● **What you need to do**:
Write out the entries verbatim and leave the images out of the copy.

● **Dataset extract**:
* * * * * * * * *

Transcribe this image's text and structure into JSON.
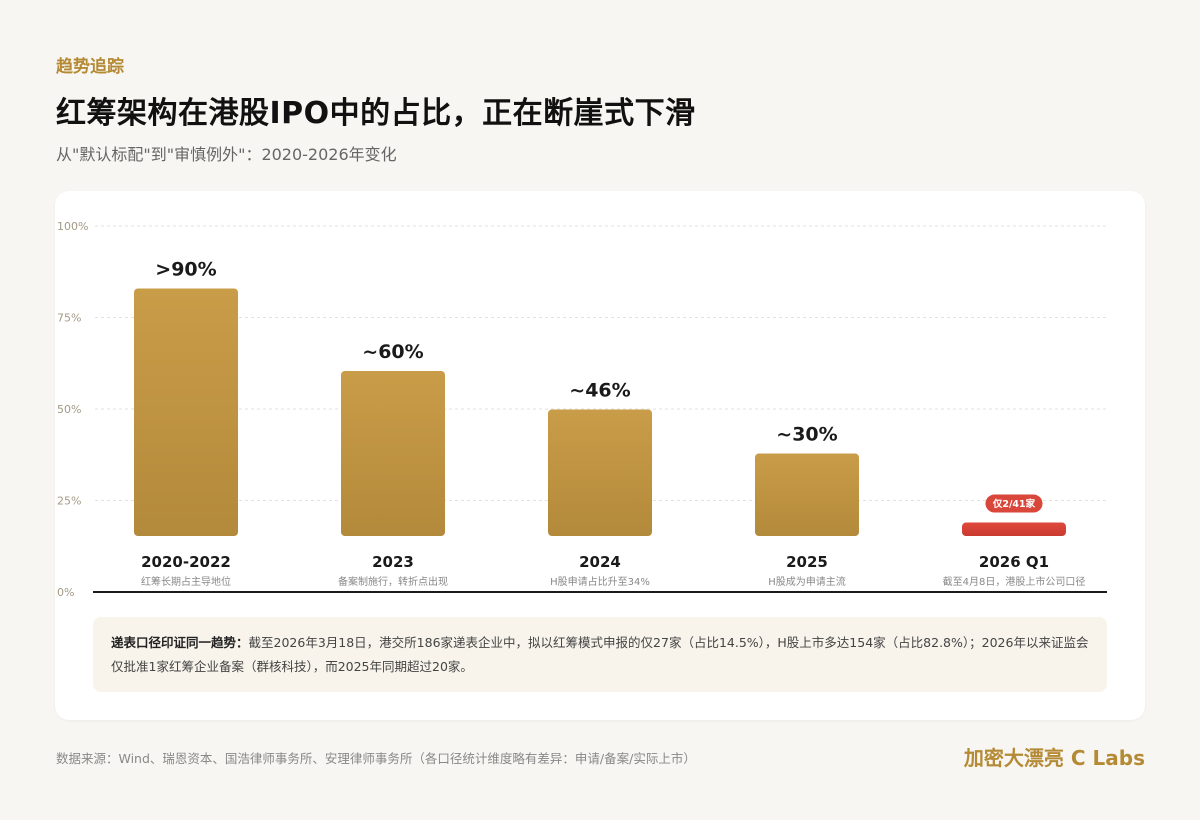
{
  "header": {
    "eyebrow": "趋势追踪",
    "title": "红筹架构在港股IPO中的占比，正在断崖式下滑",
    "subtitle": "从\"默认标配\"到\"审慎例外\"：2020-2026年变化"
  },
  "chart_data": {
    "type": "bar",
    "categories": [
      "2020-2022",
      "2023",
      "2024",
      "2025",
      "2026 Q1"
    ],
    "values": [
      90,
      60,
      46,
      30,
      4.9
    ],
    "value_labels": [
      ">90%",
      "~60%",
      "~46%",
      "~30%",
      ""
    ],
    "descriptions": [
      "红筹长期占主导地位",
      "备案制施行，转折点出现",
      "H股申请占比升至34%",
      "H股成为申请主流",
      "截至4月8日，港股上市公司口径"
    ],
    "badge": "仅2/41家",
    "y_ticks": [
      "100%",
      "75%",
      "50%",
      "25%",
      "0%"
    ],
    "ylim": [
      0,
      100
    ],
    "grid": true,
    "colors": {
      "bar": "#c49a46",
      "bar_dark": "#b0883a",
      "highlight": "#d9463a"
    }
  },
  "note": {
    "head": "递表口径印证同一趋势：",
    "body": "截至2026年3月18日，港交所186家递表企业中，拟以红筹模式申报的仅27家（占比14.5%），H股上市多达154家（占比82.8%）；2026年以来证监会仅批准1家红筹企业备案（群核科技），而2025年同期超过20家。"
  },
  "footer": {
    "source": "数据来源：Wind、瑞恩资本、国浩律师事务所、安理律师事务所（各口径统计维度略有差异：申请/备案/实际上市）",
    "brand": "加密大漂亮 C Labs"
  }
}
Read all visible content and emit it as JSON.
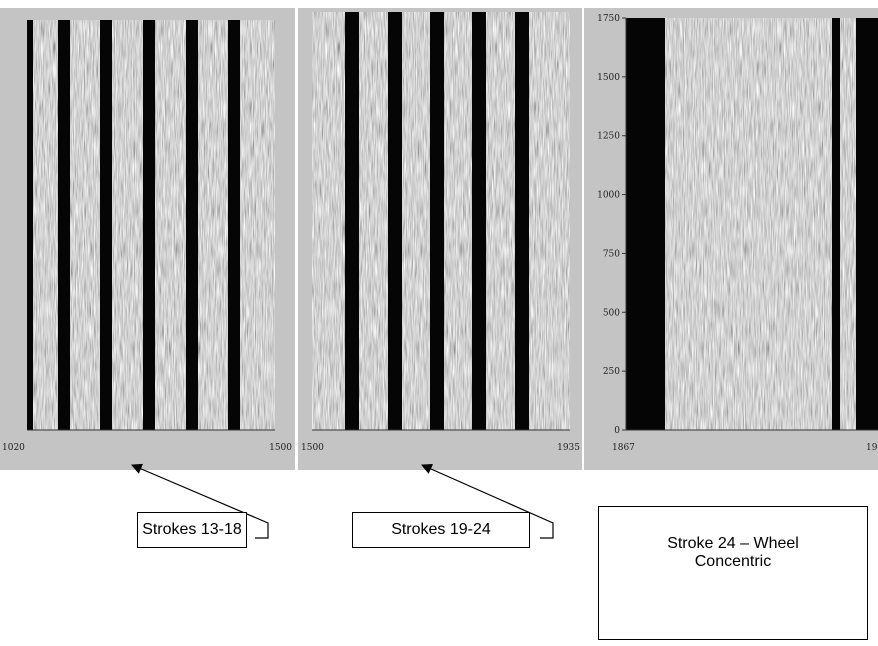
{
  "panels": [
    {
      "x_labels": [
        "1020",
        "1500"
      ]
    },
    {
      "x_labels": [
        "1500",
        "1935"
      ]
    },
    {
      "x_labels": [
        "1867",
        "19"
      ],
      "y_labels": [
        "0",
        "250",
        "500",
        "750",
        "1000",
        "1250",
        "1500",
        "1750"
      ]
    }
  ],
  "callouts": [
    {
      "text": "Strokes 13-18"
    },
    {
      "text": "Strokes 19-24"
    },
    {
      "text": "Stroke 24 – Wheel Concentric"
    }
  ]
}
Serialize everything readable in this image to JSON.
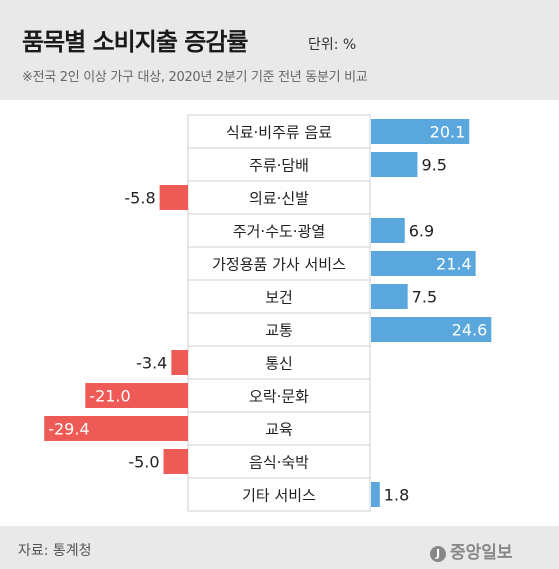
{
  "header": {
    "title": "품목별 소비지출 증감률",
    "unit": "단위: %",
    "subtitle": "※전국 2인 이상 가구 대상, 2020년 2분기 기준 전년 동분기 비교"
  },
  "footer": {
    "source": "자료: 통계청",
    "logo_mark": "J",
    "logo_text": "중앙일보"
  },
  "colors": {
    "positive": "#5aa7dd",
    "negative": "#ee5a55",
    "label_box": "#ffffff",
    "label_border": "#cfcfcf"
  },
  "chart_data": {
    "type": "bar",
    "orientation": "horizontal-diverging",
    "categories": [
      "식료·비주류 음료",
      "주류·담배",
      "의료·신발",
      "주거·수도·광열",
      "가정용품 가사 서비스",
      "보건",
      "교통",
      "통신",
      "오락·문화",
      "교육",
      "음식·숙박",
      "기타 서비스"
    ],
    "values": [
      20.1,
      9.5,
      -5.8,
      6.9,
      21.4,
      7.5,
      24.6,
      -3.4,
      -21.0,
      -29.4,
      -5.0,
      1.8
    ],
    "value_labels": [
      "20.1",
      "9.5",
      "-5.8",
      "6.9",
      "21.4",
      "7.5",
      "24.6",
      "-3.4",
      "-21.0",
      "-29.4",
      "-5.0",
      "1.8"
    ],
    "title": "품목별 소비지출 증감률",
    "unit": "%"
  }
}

* * * * * * * * *

● **Written response**:
Transcribe this image's text and structure into JSON.
{
  "header": {
    "eyebrow": "趋势追踪",
    "title": "红筹架构在港股IPO中的占比，正在断崖式下滑",
    "subtitle": "从\"默认标配\"到\"审慎例外\"：2020-2026年变化"
  },
  "chart_data": {
    "type": "bar",
    "categories": [
      "2020-2022",
      "2023",
      "2024",
      "2025",
      "2026 Q1"
    ],
    "values": [
      90,
      60,
      46,
      30,
      4.9
    ],
    "value_labels": [
      ">90%",
      "~60%",
      "~46%",
      "~30%",
      ""
    ],
    "descriptions": [
      "红筹长期占主导地位",
      "备案制施行，转折点出现",
      "H股申请占比升至34%",
      "H股成为申请主流",
      "截至4月8日，港股上市公司口径"
    ],
    "badge": "仅2/41家",
    "y_ticks": [
      "100%",
      "75%",
      "50%",
      "25%",
      "0%"
    ],
    "ylim": [
      0,
      100
    ],
    "grid": true,
    "colors": {
      "bar": "#c49a46",
      "bar_dark": "#b0883a",
      "highlight": "#d9463a"
    }
  },
  "note": {
    "head": "递表口径印证同一趋势：",
    "body": "截至2026年3月18日，港交所186家递表企业中，拟以红筹模式申报的仅27家（占比14.5%），H股上市多达154家（占比82.8%）；2026年以来证监会仅批准1家红筹企业备案（群核科技），而2025年同期超过20家。"
  },
  "footer": {
    "source": "数据来源：Wind、瑞恩资本、国浩律师事务所、安理律师事务所（各口径统计维度略有差异：申请/备案/实际上市）",
    "brand": "加密大漂亮 C Labs"
  }
}
Read all visible content and emit it as JSON.
{
  "panels": [
    {
      "x_labels": [
        "1020",
        "1500"
      ]
    },
    {
      "x_labels": [
        "1500",
        "1935"
      ]
    },
    {
      "x_labels": [
        "1867",
        "19"
      ],
      "y_labels": [
        "0",
        "250",
        "500",
        "750",
        "1000",
        "1250",
        "1500",
        "1750"
      ]
    }
  ],
  "callouts": [
    {
      "text": "Strokes 13-18"
    },
    {
      "text": "Strokes 19-24"
    },
    {
      "text": "Stroke 24 – Wheel Concentric"
    }
  ]
}
Serialize everything readable in this image to JSON.
{
  "header": {
    "title": "품목별 소비지출 증감률",
    "unit": "단위: %",
    "subtitle": "※전국 2인 이상 가구 대상, 2020년 2분기 기준 전년 동분기 비교"
  },
  "footer": {
    "source": "자료: 통계청",
    "logo_mark": "J",
    "logo_text": "중앙일보"
  },
  "colors": {
    "positive": "#5aa7dd",
    "negative": "#ee5a55",
    "label_box": "#ffffff",
    "label_border": "#cfcfcf"
  },
  "chart_data": {
    "type": "bar",
    "orientation": "horizontal-diverging",
    "categories": [
      "식료·비주류 음료",
      "주류·담배",
      "의료·신발",
      "주거·수도·광열",
      "가정용품 가사 서비스",
      "보건",
      "교통",
      "통신",
      "오락·문화",
      "교육",
      "음식·숙박",
      "기타 서비스"
    ],
    "values": [
      20.1,
      9.5,
      -5.8,
      6.9,
      21.4,
      7.5,
      24.6,
      -3.4,
      -21.0,
      -29.4,
      -5.0,
      1.8
    ],
    "value_labels": [
      "20.1",
      "9.5",
      "-5.8",
      "6.9",
      "21.4",
      "7.5",
      "24.6",
      "-3.4",
      "-21.0",
      "-29.4",
      "-5.0",
      "1.8"
    ],
    "title": "품목별 소비지출 증감률",
    "unit": "%"
  }
}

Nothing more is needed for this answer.